→ **Aim of the task**: Exactly reproduce the entries, dropping any pictures from your copy.

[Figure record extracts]
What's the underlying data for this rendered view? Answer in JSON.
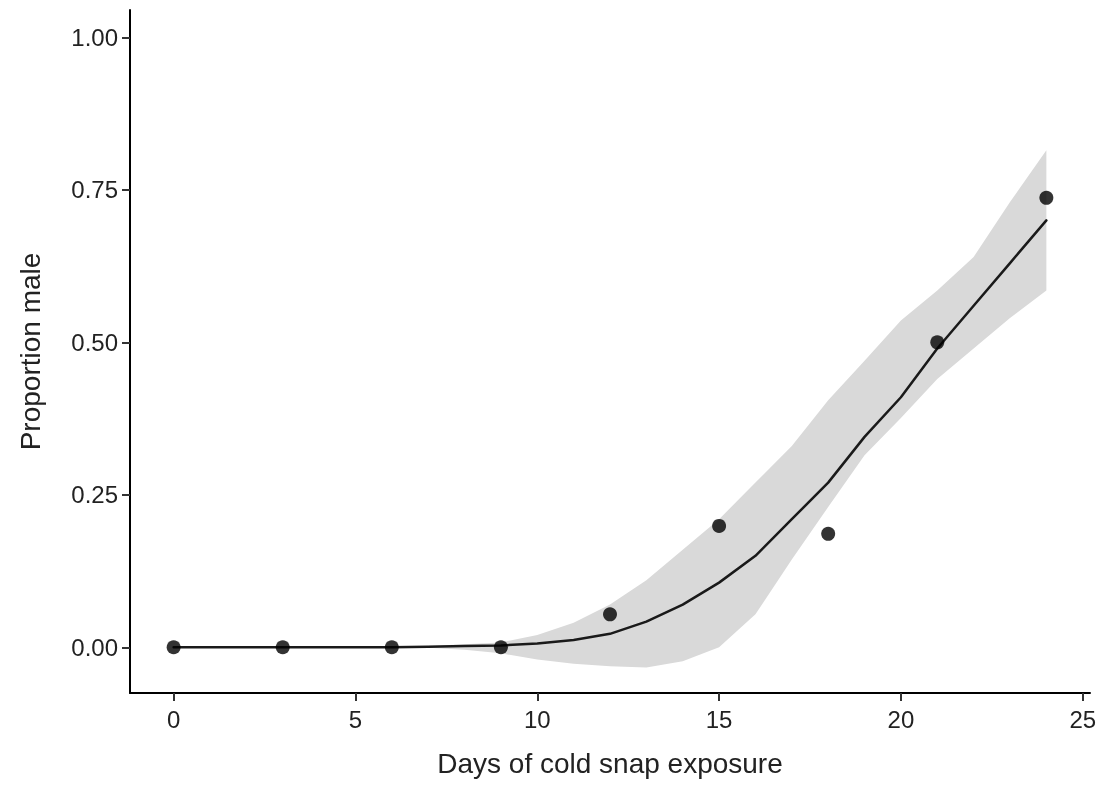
{
  "chart_data": {
    "type": "scatter",
    "xlabel": "Days of cold snap exposure",
    "ylabel": "Proportion male",
    "xlim": [
      -1.2,
      25.2
    ],
    "ylim": [
      -0.075,
      1.045
    ],
    "xticks": [
      0,
      5,
      10,
      15,
      20,
      25
    ],
    "yticks": [
      {
        "value": 0,
        "label": "0.00"
      },
      0.25,
      {
        "value": 0.5,
        "label": "0.50"
      },
      0.75,
      {
        "value": 1,
        "label": "1.00"
      }
    ],
    "grid": false,
    "series": [
      {
        "type": "line",
        "color": "#1a1a1a",
        "line_style": "solid",
        "marker": "none",
        "x": [
          0,
          2,
          4,
          6,
          7,
          8,
          9,
          10,
          11,
          12,
          13,
          14,
          15,
          16,
          17,
          18,
          19,
          20,
          21,
          22,
          23,
          24
        ],
        "values": [
          0,
          0,
          0,
          0,
          0.001,
          0.002,
          0.003,
          0.006,
          0.012,
          0.022,
          0.042,
          0.07,
          0.106,
          0.15,
          0.21,
          0.27,
          0.345,
          0.41,
          0.49,
          0.56,
          0.63,
          0.7
        ],
        "lower": [
          0,
          0,
          0,
          0,
          -0.001,
          -0.004,
          -0.01,
          -0.02,
          -0.027,
          -0.031,
          -0.033,
          -0.023,
          0,
          0.054,
          0.144,
          0.23,
          0.315,
          0.376,
          0.44,
          0.49,
          0.54,
          0.585
        ],
        "upper": [
          0,
          0,
          0,
          0,
          0.002,
          0.005,
          0.008,
          0.02,
          0.04,
          0.07,
          0.11,
          0.16,
          0.21,
          0.27,
          0.33,
          0.405,
          0.47,
          0.536,
          0.585,
          0.64,
          0.73,
          0.815
        ]
      },
      {
        "color": "#000000",
        "marker": "circle",
        "x": [
          0,
          3,
          6,
          9,
          12,
          15,
          18,
          21,
          24
        ],
        "values": [
          0,
          0,
          0,
          0,
          0.054,
          0.199,
          0.186,
          0.5,
          0.737
        ]
      }
    ]
  }
}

→ **Solved exercise**:
What's the underlying data for this rendered view? Answer in JSON.
{
  "chart_data": {
    "type": "scatter",
    "xlabel": "Days of cold snap exposure",
    "ylabel": "Proportion male",
    "xlim": [
      -1.2,
      25.2
    ],
    "ylim": [
      -0.075,
      1.045
    ],
    "xticks": [
      0,
      5,
      10,
      15,
      20,
      25
    ],
    "yticks": [
      {
        "value": 0,
        "label": "0.00"
      },
      0.25,
      {
        "value": 0.5,
        "label": "0.50"
      },
      0.75,
      {
        "value": 1,
        "label": "1.00"
      }
    ],
    "grid": false,
    "series": [
      {
        "type": "line",
        "color": "#1a1a1a",
        "line_style": "solid",
        "marker": "none",
        "x": [
          0,
          2,
          4,
          6,
          7,
          8,
          9,
          10,
          11,
          12,
          13,
          14,
          15,
          16,
          17,
          18,
          19,
          20,
          21,
          22,
          23,
          24
        ],
        "values": [
          0,
          0,
          0,
          0,
          0.001,
          0.002,
          0.003,
          0.006,
          0.012,
          0.022,
          0.042,
          0.07,
          0.106,
          0.15,
          0.21,
          0.27,
          0.345,
          0.41,
          0.49,
          0.56,
          0.63,
          0.7
        ],
        "lower": [
          0,
          0,
          0,
          0,
          -0.001,
          -0.004,
          -0.01,
          -0.02,
          -0.027,
          -0.031,
          -0.033,
          -0.023,
          0,
          0.054,
          0.144,
          0.23,
          0.315,
          0.376,
          0.44,
          0.49,
          0.54,
          0.585
        ],
        "upper": [
          0,
          0,
          0,
          0,
          0.002,
          0.005,
          0.008,
          0.02,
          0.04,
          0.07,
          0.11,
          0.16,
          0.21,
          0.27,
          0.33,
          0.405,
          0.47,
          0.536,
          0.585,
          0.64,
          0.73,
          0.815
        ]
      },
      {
        "color": "#000000",
        "marker": "circle",
        "x": [
          0,
          3,
          6,
          9,
          12,
          15,
          18,
          21,
          24
        ],
        "values": [
          0,
          0,
          0,
          0,
          0.054,
          0.199,
          0.186,
          0.5,
          0.737
        ]
      }
    ]
  }
}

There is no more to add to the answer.